**ROWS**
-- Begin --

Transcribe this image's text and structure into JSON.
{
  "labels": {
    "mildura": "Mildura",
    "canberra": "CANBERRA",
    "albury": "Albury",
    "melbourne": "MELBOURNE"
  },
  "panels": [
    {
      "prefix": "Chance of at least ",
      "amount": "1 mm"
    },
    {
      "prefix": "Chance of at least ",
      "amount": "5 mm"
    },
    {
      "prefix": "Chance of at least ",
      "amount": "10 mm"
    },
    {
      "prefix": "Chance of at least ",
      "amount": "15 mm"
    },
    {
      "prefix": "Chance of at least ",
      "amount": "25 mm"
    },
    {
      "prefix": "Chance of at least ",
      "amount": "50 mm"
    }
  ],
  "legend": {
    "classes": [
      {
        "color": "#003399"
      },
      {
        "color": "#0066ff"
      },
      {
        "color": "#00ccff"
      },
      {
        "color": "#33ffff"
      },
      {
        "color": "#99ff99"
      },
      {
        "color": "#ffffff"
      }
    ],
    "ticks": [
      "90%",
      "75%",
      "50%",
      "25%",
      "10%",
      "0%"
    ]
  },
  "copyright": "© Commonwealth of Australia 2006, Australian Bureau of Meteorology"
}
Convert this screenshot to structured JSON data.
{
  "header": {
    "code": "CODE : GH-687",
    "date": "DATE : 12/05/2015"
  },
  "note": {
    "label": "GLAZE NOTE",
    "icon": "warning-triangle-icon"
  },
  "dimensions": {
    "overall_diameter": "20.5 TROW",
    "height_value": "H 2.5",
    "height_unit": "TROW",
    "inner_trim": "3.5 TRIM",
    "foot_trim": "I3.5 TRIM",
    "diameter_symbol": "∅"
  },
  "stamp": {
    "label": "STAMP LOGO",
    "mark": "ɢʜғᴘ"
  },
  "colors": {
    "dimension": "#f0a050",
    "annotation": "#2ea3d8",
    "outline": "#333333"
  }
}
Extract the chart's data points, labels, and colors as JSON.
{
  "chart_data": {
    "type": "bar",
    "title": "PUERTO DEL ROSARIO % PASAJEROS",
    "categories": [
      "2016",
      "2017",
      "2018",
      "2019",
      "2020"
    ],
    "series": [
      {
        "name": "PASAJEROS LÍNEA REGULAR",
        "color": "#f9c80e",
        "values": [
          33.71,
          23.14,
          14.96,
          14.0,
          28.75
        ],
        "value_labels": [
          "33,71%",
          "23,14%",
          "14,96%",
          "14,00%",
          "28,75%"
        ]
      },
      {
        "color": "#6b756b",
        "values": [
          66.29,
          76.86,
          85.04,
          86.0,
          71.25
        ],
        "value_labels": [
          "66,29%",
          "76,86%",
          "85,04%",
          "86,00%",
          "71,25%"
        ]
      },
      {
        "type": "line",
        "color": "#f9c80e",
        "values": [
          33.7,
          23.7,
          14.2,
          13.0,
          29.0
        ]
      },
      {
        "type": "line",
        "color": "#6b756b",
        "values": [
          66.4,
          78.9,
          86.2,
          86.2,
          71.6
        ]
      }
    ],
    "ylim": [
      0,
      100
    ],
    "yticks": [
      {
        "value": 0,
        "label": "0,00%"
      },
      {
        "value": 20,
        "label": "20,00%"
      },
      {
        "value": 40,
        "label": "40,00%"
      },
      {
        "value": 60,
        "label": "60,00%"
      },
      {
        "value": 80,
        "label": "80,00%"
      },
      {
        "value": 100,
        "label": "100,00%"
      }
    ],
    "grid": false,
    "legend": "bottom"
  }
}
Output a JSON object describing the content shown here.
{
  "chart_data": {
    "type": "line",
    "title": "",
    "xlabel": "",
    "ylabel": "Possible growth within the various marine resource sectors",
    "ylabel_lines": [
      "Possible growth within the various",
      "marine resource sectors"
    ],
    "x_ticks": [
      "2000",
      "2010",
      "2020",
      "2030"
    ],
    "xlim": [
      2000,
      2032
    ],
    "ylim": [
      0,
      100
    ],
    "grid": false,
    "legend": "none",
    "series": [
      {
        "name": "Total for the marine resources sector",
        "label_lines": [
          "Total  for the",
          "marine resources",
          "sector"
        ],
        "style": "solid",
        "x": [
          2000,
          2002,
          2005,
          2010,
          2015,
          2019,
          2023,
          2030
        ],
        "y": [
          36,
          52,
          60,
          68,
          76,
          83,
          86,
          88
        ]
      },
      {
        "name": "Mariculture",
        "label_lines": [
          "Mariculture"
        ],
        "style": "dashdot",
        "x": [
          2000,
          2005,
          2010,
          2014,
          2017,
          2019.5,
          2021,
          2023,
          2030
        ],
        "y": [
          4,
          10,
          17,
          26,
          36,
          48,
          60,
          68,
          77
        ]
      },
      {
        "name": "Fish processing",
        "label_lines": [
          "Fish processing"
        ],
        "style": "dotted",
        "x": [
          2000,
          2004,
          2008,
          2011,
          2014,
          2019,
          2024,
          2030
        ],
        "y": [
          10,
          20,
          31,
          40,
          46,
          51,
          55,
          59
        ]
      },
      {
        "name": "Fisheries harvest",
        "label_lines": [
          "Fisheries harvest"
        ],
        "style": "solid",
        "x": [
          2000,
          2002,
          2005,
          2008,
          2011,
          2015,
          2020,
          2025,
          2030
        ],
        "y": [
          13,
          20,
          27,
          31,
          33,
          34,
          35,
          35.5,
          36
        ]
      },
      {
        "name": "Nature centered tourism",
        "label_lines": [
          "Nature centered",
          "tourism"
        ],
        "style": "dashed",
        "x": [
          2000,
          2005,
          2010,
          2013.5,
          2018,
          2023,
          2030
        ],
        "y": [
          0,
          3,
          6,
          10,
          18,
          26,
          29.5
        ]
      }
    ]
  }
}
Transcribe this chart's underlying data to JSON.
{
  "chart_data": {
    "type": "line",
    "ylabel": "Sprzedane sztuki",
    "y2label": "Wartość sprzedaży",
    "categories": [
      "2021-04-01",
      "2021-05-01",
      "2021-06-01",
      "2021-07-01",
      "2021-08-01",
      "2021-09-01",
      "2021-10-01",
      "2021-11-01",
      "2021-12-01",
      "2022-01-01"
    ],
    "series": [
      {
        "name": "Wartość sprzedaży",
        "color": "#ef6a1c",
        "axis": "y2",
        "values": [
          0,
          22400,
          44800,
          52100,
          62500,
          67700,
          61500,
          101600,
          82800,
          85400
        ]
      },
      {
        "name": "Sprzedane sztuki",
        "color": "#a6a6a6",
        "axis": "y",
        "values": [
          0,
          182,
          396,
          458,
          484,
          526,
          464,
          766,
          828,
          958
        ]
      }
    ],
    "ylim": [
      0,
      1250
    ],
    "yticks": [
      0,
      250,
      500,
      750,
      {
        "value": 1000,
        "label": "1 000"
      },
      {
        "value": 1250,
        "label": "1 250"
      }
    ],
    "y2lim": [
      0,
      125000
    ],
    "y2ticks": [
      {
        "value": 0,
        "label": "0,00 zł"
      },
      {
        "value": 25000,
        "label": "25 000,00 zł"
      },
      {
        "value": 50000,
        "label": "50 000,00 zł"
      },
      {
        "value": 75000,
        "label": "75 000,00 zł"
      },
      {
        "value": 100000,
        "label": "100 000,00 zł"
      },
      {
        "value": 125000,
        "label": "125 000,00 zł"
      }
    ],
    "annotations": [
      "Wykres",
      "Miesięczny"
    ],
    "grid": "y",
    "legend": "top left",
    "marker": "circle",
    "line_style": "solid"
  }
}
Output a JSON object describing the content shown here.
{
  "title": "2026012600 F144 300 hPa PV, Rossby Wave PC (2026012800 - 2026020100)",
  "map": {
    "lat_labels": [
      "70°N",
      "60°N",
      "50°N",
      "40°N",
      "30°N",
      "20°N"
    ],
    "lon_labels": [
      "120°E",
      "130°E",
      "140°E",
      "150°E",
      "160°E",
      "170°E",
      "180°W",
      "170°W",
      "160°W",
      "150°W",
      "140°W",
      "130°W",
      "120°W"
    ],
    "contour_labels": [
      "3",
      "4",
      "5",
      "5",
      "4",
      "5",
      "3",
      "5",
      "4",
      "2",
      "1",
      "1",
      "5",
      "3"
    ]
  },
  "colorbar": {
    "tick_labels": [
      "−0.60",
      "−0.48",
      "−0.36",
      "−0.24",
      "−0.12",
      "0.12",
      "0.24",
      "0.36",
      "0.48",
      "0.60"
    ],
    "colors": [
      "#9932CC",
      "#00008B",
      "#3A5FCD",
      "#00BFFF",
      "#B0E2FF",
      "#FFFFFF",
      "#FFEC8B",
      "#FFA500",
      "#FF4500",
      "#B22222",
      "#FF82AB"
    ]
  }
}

-- End --

**WHAT NEEDS TO BE DONE**
Select the lines that carry the string "sectors" and copy them.

**SOLUTION TO THIS EXERCISE**
    "ylabel": "Possible growth within the various marine resource sectors",
      "marine resource sectors"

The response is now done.